[Opening EXTRACTED TEXT section]

Acetaminophen toxicity as well as the sedation-effects of Percocet can all be exacerbated in individuals who regularly drink alcohol or those who misuse Percocet combined with alcohol.

Signs of Percocet Addiction

The following signs of addiction to Percocet can serve as red flags that help is needed:5,6

  • Finding it harder to get high without taking more Percocet than before – a sign tolerance has formed.
  • Taking more Percocet to keep away withdrawal symptoms.
  • Becoming preoccupied with making sure one can use again soon and has a supply on hand
  • Missing out on connecting with friends and family or missing important events.
  • Trying to cut back or quit taking Percocet, but being unable to follow through
  • Continuing to use Percocet despite the negative consequences that impact work, school, family and social life.

[Closing EXTRACTED TEXT section]
[Opening DATA LISTING section]

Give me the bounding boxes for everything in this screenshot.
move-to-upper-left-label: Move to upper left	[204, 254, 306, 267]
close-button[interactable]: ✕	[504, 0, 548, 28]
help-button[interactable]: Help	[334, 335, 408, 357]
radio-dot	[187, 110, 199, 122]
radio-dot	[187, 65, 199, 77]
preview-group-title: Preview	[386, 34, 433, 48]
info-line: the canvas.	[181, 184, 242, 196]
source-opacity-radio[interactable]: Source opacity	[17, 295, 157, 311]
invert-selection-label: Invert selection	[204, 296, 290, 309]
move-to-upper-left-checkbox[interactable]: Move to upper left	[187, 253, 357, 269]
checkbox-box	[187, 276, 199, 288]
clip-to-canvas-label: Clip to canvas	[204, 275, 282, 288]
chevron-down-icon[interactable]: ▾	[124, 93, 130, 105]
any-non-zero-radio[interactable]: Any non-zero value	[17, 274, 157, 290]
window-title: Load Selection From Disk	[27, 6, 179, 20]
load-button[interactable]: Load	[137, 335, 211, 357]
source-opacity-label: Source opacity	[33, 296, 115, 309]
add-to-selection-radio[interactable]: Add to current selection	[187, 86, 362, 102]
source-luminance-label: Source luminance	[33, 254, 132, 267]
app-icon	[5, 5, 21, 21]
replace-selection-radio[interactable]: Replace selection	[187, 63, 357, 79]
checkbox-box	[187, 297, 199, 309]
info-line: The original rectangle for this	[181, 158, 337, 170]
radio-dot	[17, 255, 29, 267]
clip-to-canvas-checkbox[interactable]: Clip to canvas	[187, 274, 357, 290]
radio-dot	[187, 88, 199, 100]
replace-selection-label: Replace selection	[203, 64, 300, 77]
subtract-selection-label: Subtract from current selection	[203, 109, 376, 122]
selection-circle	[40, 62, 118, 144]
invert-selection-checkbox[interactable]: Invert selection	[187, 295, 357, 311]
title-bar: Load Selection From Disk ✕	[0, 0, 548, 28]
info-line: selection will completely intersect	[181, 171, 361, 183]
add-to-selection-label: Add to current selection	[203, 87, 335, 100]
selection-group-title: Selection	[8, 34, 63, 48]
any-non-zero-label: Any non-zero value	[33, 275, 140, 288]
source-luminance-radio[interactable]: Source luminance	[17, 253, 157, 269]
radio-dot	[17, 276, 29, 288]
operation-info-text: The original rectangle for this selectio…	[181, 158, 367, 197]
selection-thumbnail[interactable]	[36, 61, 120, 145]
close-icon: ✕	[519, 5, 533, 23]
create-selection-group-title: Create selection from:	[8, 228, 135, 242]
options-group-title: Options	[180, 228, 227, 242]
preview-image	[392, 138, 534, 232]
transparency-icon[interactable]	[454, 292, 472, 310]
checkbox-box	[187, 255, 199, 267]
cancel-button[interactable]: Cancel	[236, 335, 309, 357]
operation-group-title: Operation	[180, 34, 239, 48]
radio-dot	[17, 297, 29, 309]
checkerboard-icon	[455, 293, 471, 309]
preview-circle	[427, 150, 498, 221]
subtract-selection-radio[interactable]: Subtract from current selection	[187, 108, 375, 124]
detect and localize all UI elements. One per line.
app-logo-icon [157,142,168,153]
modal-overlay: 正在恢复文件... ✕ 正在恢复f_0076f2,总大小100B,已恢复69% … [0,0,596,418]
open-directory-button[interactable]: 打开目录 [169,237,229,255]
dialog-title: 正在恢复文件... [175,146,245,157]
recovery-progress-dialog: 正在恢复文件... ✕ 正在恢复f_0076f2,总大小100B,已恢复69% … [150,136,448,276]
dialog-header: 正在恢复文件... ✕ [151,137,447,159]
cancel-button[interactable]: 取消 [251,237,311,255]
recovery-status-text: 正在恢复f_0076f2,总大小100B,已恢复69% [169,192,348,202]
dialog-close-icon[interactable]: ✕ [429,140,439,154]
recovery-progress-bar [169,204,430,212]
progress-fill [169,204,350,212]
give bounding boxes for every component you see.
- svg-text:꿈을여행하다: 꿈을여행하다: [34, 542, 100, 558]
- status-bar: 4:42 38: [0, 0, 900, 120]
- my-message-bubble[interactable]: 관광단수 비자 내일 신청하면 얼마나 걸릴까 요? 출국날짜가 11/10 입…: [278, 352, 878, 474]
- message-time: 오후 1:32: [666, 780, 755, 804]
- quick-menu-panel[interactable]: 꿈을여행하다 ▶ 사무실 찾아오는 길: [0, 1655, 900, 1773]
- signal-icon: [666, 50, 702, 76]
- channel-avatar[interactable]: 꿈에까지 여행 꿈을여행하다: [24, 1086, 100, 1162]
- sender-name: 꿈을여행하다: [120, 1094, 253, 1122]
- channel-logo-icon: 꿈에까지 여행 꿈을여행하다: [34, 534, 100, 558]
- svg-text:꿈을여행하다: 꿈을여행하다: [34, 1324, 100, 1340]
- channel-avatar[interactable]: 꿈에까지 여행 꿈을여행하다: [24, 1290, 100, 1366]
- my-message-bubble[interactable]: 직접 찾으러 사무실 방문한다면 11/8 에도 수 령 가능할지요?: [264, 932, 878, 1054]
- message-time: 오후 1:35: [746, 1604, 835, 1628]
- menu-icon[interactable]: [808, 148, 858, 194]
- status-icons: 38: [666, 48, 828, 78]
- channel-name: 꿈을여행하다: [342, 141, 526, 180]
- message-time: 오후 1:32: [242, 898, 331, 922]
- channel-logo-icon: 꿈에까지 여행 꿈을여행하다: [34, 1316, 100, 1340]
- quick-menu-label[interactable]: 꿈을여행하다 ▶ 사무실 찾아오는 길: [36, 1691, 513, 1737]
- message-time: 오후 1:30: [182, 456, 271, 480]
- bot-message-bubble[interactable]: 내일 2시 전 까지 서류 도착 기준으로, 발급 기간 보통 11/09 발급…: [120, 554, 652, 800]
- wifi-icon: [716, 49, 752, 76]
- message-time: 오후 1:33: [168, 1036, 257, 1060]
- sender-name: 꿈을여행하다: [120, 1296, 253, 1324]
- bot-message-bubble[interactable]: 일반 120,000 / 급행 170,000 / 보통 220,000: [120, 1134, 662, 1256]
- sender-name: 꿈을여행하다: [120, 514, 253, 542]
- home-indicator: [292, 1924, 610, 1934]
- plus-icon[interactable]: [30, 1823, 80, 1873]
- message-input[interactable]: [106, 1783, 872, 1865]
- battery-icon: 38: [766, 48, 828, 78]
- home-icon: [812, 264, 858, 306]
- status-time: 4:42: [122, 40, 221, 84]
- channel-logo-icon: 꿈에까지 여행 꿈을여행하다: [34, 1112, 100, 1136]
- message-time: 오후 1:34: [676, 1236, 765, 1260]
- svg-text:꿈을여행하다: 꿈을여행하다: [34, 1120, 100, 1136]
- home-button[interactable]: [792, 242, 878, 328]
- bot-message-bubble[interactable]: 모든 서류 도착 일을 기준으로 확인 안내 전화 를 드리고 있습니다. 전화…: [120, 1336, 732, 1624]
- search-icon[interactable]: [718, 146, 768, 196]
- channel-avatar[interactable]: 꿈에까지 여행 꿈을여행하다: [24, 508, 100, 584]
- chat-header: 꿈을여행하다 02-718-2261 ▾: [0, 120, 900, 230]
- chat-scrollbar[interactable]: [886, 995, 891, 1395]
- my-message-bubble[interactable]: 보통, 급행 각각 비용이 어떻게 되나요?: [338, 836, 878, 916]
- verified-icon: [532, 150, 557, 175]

[Closing DATA LISTING section]

- YOUR GOAL
Pick up the Percocet addiction passage after its final bullet point and continue writing it.

- REPLY
Addiction to Percocet—or any drug of abuse, for that matter—is marked by compulsive and uncontrollable use.7 Someone who has developed an addiction may start to neglect their responsibilities at home or work in order to use the drug.5 They may also start behaving in reckless and dangerous ways, such as using other substances or driving while they are high.5,8 Legal or financial problems may also arise.5 According to the National Institute on Drug Abuse, being under the influence opioids while driving can double your risk of having a crash.8

Percocet Detox & Treatment

The first step toward recovery from Percocet addiction is to undergo detoxification, or medical detox, which is when you clear your body of all drugs through extended abstinence.9

During detox, you may experience some uncomfortable withdrawal symptoms. Withdrawal from Percocet can begin anywhere from 8-36 hours after the last dose, depending on the amount being used, the formulation, and the length and manner of use.9 While not necessarily deadly, opioid withdrawal can be uncomfortable and extremely unpleasant. Withdrawal symptoms may include:9

  • Anxiety.
  • Headaches.
  • Insomnia.
  • Nausea, vomiting, and diarrhea.
  • Abdominal cramping.
  • High body temperature.
  • High blood pressure.
  • Rapid heartbeat.
  • Sweating, chills and clammy skin.
  • Muscle spasms.
  • Muscle and bone pain.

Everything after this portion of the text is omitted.